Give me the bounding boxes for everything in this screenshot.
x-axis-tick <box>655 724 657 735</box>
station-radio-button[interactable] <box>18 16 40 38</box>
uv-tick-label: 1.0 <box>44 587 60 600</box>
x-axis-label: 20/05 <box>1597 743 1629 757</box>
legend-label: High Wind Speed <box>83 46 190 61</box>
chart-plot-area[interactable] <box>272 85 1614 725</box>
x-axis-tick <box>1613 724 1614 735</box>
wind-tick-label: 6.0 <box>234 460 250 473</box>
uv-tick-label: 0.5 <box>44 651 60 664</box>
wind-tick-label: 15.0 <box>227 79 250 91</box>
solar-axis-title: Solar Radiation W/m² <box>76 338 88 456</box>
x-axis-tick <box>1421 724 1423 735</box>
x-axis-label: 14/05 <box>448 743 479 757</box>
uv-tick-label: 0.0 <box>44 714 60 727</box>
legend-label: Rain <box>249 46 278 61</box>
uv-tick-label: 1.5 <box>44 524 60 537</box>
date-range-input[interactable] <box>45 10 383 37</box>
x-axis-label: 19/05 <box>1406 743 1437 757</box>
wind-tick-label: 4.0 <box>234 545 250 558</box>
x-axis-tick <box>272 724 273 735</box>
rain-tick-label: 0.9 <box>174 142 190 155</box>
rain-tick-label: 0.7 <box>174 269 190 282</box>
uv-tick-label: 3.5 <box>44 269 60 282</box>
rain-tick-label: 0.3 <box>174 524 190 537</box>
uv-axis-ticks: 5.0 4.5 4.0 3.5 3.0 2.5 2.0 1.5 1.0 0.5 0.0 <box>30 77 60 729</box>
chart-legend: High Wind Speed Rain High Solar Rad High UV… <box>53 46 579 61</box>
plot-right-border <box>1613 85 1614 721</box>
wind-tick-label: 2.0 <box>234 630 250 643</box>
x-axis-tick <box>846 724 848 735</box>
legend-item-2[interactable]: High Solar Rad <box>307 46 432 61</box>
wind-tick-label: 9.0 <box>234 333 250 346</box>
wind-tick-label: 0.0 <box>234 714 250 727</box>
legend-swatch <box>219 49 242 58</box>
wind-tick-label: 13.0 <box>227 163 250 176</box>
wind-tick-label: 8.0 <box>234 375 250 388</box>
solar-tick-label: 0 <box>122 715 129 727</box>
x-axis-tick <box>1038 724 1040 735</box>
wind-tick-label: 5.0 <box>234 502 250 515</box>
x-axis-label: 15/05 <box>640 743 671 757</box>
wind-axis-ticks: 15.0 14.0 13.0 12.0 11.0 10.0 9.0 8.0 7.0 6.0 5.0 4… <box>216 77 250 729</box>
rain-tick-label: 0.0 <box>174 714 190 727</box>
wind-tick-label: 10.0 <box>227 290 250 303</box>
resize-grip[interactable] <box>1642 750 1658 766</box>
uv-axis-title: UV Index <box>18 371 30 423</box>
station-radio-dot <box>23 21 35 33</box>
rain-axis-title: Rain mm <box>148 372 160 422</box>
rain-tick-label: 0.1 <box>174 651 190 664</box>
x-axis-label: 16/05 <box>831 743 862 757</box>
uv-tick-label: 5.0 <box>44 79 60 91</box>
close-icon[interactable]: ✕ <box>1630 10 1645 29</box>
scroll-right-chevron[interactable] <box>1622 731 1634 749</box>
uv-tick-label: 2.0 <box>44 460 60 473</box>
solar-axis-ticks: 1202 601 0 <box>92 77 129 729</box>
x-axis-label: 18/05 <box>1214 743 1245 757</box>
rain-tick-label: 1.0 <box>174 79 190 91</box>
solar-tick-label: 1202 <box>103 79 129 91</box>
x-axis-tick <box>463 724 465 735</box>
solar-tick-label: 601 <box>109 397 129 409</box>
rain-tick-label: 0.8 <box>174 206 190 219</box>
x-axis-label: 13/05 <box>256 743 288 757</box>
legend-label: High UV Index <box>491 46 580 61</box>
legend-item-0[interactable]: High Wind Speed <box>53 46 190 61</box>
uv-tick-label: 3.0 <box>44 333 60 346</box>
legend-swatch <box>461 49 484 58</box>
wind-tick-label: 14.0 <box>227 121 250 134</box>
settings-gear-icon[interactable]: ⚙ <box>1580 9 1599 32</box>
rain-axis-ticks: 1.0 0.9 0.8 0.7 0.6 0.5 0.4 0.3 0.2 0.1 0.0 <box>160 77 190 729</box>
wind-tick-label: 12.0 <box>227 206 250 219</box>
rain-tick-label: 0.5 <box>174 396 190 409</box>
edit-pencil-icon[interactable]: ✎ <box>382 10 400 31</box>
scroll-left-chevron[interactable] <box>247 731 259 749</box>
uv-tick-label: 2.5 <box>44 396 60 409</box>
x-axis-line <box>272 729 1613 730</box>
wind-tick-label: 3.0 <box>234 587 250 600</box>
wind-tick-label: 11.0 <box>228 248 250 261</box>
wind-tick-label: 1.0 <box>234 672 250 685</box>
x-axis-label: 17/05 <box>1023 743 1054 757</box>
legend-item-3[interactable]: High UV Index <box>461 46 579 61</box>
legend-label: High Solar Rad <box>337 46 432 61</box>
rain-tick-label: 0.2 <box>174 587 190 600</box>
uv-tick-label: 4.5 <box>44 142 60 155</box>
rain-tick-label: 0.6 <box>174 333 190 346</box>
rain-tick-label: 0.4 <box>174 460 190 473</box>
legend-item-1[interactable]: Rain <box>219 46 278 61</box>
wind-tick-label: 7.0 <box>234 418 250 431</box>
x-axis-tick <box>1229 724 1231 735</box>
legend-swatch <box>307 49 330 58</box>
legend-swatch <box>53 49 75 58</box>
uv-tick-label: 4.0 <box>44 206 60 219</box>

_The task_
Reproduce every row above character for character, leaving each one unchanged.

_Full output_
Give me the bounding boxes for everything in this screenshot.
x-axis-tick <box>655 724 657 735</box>
station-radio-button[interactable] <box>18 16 40 38</box>
uv-tick-label: 1.0 <box>44 587 60 600</box>
x-axis-label: 20/05 <box>1597 743 1629 757</box>
legend-label: High Wind Speed <box>83 46 190 61</box>
chart-plot-area[interactable] <box>272 85 1614 725</box>
x-axis-tick <box>1613 724 1614 735</box>
wind-tick-label: 6.0 <box>234 460 250 473</box>
uv-tick-label: 0.5 <box>44 651 60 664</box>
wind-tick-label: 15.0 <box>227 79 250 91</box>
solar-axis-title: Solar Radiation W/m² <box>76 338 88 456</box>
x-axis-tick <box>1421 724 1423 735</box>
x-axis-label: 14/05 <box>448 743 479 757</box>
uv-tick-label: 0.0 <box>44 714 60 727</box>
legend-label: Rain <box>249 46 278 61</box>
uv-tick-label: 1.5 <box>44 524 60 537</box>
date-range-input[interactable] <box>45 10 383 37</box>
x-axis-label: 19/05 <box>1406 743 1437 757</box>
wind-tick-label: 4.0 <box>234 545 250 558</box>
x-axis-tick <box>272 724 273 735</box>
rain-tick-label: 0.9 <box>174 142 190 155</box>
rain-tick-label: 0.7 <box>174 269 190 282</box>
uv-tick-label: 3.5 <box>44 269 60 282</box>
rain-tick-label: 0.3 <box>174 524 190 537</box>
uv-axis-ticks: 5.0 4.5 4.0 3.5 3.0 2.5 2.0 1.5 1.0 0.5 0.0 <box>30 77 60 729</box>
chart-legend: High Wind Speed Rain High Solar Rad High UV… <box>53 46 579 61</box>
plot-right-border <box>1613 85 1614 721</box>
wind-tick-label: 2.0 <box>234 630 250 643</box>
x-axis-tick <box>846 724 848 735</box>
legend-item-2[interactable]: High Solar Rad <box>307 46 432 61</box>
wind-tick-label: 9.0 <box>234 333 250 346</box>
wind-tick-label: 0.0 <box>234 714 250 727</box>
legend-swatch <box>219 49 242 58</box>
wind-tick-label: 13.0 <box>227 163 250 176</box>
wind-tick-label: 8.0 <box>234 375 250 388</box>
solar-tick-label: 0 <box>122 715 129 727</box>
x-axis-tick <box>1038 724 1040 735</box>
wind-tick-label: 5.0 <box>234 502 250 515</box>
x-axis-label: 15/05 <box>640 743 671 757</box>
wind-axis-ticks: 15.0 14.0 13.0 12.0 11.0 10.0 9.0 8.0 7.0 6.0 5.0 4… <box>216 77 250 729</box>
rain-tick-label: 0.0 <box>174 714 190 727</box>
wind-tick-label: 10.0 <box>227 290 250 303</box>
resize-grip[interactable] <box>1642 750 1658 766</box>
uv-axis-title: UV Index <box>18 371 30 423</box>
station-radio-dot <box>23 21 35 33</box>
rain-axis-title: Rain mm <box>148 372 160 422</box>
rain-tick-label: 0.1 <box>174 651 190 664</box>
x-axis-label: 16/05 <box>831 743 862 757</box>
uv-tick-label: 5.0 <box>44 79 60 91</box>
close-icon[interactable]: ✕ <box>1630 10 1645 29</box>
scroll-right-chevron[interactable] <box>1622 731 1634 749</box>
uv-tick-label: 2.0 <box>44 460 60 473</box>
solar-axis-ticks: 1202 601 0 <box>92 77 129 729</box>
x-axis-label: 18/05 <box>1214 743 1245 757</box>
rain-tick-label: 1.0 <box>174 79 190 91</box>
solar-tick-label: 1202 <box>103 79 129 91</box>
x-axis-tick <box>463 724 465 735</box>
solar-tick-label: 601 <box>109 397 129 409</box>
rain-tick-label: 0.8 <box>174 206 190 219</box>
x-axis-label: 13/05 <box>256 743 288 757</box>
legend-label: High UV Index <box>491 46 580 61</box>
legend-item-0[interactable]: High Wind Speed <box>53 46 190 61</box>
uv-tick-label: 3.0 <box>44 333 60 346</box>
legend-swatch <box>461 49 484 58</box>
wind-tick-label: 14.0 <box>227 121 250 134</box>
settings-gear-icon[interactable]: ⚙ <box>1580 9 1599 32</box>
rain-axis-ticks: 1.0 0.9 0.8 0.7 0.6 0.5 0.4 0.3 0.2 0.1 0.0 <box>160 77 190 729</box>
wind-tick-label: 12.0 <box>227 206 250 219</box>
rain-tick-label: 0.5 <box>174 396 190 409</box>
edit-pencil-icon[interactable]: ✎ <box>382 10 400 31</box>
scroll-left-chevron[interactable] <box>247 731 259 749</box>
uv-tick-label: 2.5 <box>44 396 60 409</box>
x-axis-line <box>272 729 1613 730</box>
wind-tick-label: 3.0 <box>234 587 250 600</box>
wind-tick-label: 11.0 <box>228 248 250 261</box>
wind-tick-label: 1.0 <box>234 672 250 685</box>
x-axis-label: 17/05 <box>1023 743 1054 757</box>
legend-item-3[interactable]: High UV Index <box>461 46 579 61</box>
legend-label: High Solar Rad <box>337 46 432 61</box>
rain-tick-label: 0.2 <box>174 587 190 600</box>
uv-tick-label: 4.5 <box>44 142 60 155</box>
rain-tick-label: 0.6 <box>174 333 190 346</box>
rain-tick-label: 0.4 <box>174 460 190 473</box>
legend-item-1[interactable]: Rain <box>219 46 278 61</box>
wind-tick-label: 7.0 <box>234 418 250 431</box>
x-axis-tick <box>1229 724 1231 735</box>
legend-swatch <box>307 49 330 58</box>
legend-swatch <box>53 49 75 58</box>
uv-tick-label: 4.0 <box>44 206 60 219</box>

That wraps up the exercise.